◆ Instructions for the task ◆
Exact repetition is required: output every record in full.

◆ Material shown ◆

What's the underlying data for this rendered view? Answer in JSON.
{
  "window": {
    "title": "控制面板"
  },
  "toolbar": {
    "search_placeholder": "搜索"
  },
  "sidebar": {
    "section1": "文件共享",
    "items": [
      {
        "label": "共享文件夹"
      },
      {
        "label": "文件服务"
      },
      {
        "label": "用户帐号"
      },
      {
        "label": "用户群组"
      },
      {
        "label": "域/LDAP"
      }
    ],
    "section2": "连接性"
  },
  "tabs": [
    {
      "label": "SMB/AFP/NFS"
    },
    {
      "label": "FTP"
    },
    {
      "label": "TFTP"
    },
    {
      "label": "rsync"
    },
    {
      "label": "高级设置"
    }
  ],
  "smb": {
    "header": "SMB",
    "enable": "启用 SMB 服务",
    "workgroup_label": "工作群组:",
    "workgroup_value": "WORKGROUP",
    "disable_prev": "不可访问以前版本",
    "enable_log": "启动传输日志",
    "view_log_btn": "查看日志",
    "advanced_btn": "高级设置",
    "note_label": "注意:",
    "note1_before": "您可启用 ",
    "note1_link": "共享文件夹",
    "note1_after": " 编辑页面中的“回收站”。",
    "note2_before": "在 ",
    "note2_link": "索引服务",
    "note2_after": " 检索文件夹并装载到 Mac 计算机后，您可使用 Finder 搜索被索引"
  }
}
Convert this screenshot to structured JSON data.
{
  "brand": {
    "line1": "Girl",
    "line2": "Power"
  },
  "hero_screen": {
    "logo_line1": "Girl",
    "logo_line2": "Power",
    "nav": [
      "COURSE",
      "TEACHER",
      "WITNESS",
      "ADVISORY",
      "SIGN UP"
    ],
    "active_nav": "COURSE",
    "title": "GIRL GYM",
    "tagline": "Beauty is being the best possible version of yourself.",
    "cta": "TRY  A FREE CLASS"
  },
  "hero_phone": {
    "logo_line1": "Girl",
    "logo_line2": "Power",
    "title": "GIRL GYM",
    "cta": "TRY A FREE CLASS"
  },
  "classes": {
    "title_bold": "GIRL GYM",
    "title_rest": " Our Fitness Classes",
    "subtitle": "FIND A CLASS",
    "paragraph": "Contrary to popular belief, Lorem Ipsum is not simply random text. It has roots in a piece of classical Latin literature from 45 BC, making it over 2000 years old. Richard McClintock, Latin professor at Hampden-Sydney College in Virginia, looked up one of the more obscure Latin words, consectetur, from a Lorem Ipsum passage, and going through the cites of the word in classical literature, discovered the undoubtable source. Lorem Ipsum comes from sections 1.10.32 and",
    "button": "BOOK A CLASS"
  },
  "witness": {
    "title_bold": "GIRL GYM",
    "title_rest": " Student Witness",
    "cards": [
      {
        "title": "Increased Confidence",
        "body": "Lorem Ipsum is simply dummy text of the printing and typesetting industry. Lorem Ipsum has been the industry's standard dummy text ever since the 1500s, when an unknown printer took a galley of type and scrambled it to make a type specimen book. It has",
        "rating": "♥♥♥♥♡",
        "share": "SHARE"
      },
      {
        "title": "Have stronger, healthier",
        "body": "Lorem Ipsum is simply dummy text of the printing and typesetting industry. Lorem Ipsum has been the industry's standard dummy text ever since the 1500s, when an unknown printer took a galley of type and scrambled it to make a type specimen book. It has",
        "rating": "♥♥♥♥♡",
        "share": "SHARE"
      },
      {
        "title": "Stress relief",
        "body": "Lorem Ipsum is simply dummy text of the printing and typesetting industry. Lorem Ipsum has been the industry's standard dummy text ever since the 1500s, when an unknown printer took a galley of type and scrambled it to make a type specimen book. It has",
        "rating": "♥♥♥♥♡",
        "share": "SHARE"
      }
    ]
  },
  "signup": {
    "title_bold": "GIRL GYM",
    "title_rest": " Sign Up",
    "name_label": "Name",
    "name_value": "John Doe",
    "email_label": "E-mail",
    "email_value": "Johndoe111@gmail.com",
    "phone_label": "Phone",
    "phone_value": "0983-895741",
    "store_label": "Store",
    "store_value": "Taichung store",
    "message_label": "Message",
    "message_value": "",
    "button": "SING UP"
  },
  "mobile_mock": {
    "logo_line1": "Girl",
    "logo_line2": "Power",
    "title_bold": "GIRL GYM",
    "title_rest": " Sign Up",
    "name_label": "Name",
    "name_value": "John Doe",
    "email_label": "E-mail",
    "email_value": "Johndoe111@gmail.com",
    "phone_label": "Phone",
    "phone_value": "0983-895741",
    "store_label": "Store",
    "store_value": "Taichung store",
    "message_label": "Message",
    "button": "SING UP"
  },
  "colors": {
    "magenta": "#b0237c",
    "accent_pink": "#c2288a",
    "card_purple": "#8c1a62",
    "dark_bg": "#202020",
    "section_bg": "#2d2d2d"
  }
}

◆ The response ◆
What's the underlying data for this rendered view? Answer in JSON.
{
  "window": {
    "title": "控制面板"
  },
  "toolbar": {
    "search_placeholder": "搜索"
  },
  "sidebar": {
    "section1": "文件共享",
    "items": [
      {
        "label": "共享文件夹"
      },
      {
        "label": "文件服务"
      },
      {
        "label": "用户帐号"
      },
      {
        "label": "用户群组"
      },
      {
        "label": "域/LDAP"
      }
    ],
    "section2": "连接性"
  },
  "tabs": [
    {
      "label": "SMB/AFP/NFS"
    },
    {
      "label": "FTP"
    },
    {
      "label": "TFTP"
    },
    {
      "label": "rsync"
    },
    {
      "label": "高级设置"
    }
  ],
  "smb": {
    "header": "SMB",
    "enable": "启用 SMB 服务",
    "workgroup_label": "工作群组:",
    "workgroup_value": "WORKGROUP",
    "disable_prev": "不可访问以前版本",
    "enable_log": "启动传输日志",
    "view_log_btn": "查看日志",
    "advanced_btn": "高级设置",
    "note_label": "注意:",
    "note1_before": "您可启用 ",
    "note1_link": "共享文件夹",
    "note1_after": " 编辑页面中的“回收站”。",
    "note2_before": "在 ",
    "note2_link": "索引服务",
    "note2_after": " 检索文件夹并装载到 Mac 计算机后，您可使用 Finder 搜索被索引"
  }
}
Convert this screenshot to structured JSON data.
{
  "brand": {
    "line1": "Girl",
    "line2": "Power"
  },
  "hero_screen": {
    "logo_line1": "Girl",
    "logo_line2": "Power",
    "nav": [
      "COURSE",
      "TEACHER",
      "WITNESS",
      "ADVISORY",
      "SIGN UP"
    ],
    "active_nav": "COURSE",
    "title": "GIRL GYM",
    "tagline": "Beauty is being the best possible version of yourself.",
    "cta": "TRY  A FREE CLASS"
  },
  "hero_phone": {
    "logo_line1": "Girl",
    "logo_line2": "Power",
    "title": "GIRL GYM",
    "cta": "TRY A FREE CLASS"
  },
  "classes": {
    "title_bold": "GIRL GYM",
    "title_rest": " Our Fitness Classes",
    "subtitle": "FIND A CLASS",
    "paragraph": "Contrary to popular belief, Lorem Ipsum is not simply random text. It has roots in a piece of classical Latin literature from 45 BC, making it over 2000 years old. Richard McClintock, Latin professor at Hampden-Sydney College in Virginia, looked up one of the more obscure Latin words, consectetur, from a Lorem Ipsum passage, and going through the cites of the word in classical literature, discovered the undoubtable source. Lorem Ipsum comes from sections 1.10.32 and",
    "button": "BOOK A CLASS"
  },
  "witness": {
    "title_bold": "GIRL GYM",
    "title_rest": " Student Witness",
    "cards": [
      {
        "title": "Increased Confidence",
        "body": "Lorem Ipsum is simply dummy text of the printing and typesetting industry. Lorem Ipsum has been the industry's standard dummy text ever since the 1500s, when an unknown printer took a galley of type and scrambled it to make a type specimen book. It has",
        "rating": "♥♥♥♥♡",
        "share": "SHARE"
      },
      {
        "title": "Have stronger, healthier",
        "body": "Lorem Ipsum is simply dummy text of the printing and typesetting industry. Lorem Ipsum has been the industry's standard dummy text ever since the 1500s, when an unknown printer took a galley of type and scrambled it to make a type specimen book. It has",
        "rating": "♥♥♥♥♡",
        "share": "SHARE"
      },
      {
        "title": "Stress relief",
        "body": "Lorem Ipsum is simply dummy text of the printing and typesetting industry. Lorem Ipsum has been the industry's standard dummy text ever since the 1500s, when an unknown printer took a galley of type and scrambled it to make a type specimen book. It has",
        "rating": "♥♥♥♥♡",
        "share": "SHARE"
      }
    ]
  },
  "signup": {
    "title_bold": "GIRL GYM",
    "title_rest": " Sign Up",
    "name_label": "Name",
    "name_value": "John Doe",
    "email_label": "E-mail",
    "email_value": "Johndoe111@gmail.com",
    "phone_label": "Phone",
    "phone_value": "0983-895741",
    "store_label": "Store",
    "store_value": "Taichung store",
    "message_label": "Message",
    "message_value": "",
    "button": "SING UP"
  },
  "mobile_mock": {
    "logo_line1": "Girl",
    "logo_line2": "Power",
    "title_bold": "GIRL GYM",
    "title_rest": " Sign Up",
    "name_label": "Name",
    "name_value": "John Doe",
    "email_label": "E-mail",
    "email_value": "Johndoe111@gmail.com",
    "phone_label": "Phone",
    "phone_value": "0983-895741",
    "store_label": "Store",
    "store_value": "Taichung store",
    "message_label": "Message",
    "button": "SING UP"
  },
  "colors": {
    "magenta": "#b0237c",
    "accent_pink": "#c2288a",
    "card_purple": "#8c1a62",
    "dark_bg": "#202020",
    "section_bg": "#2d2d2d"
  }
}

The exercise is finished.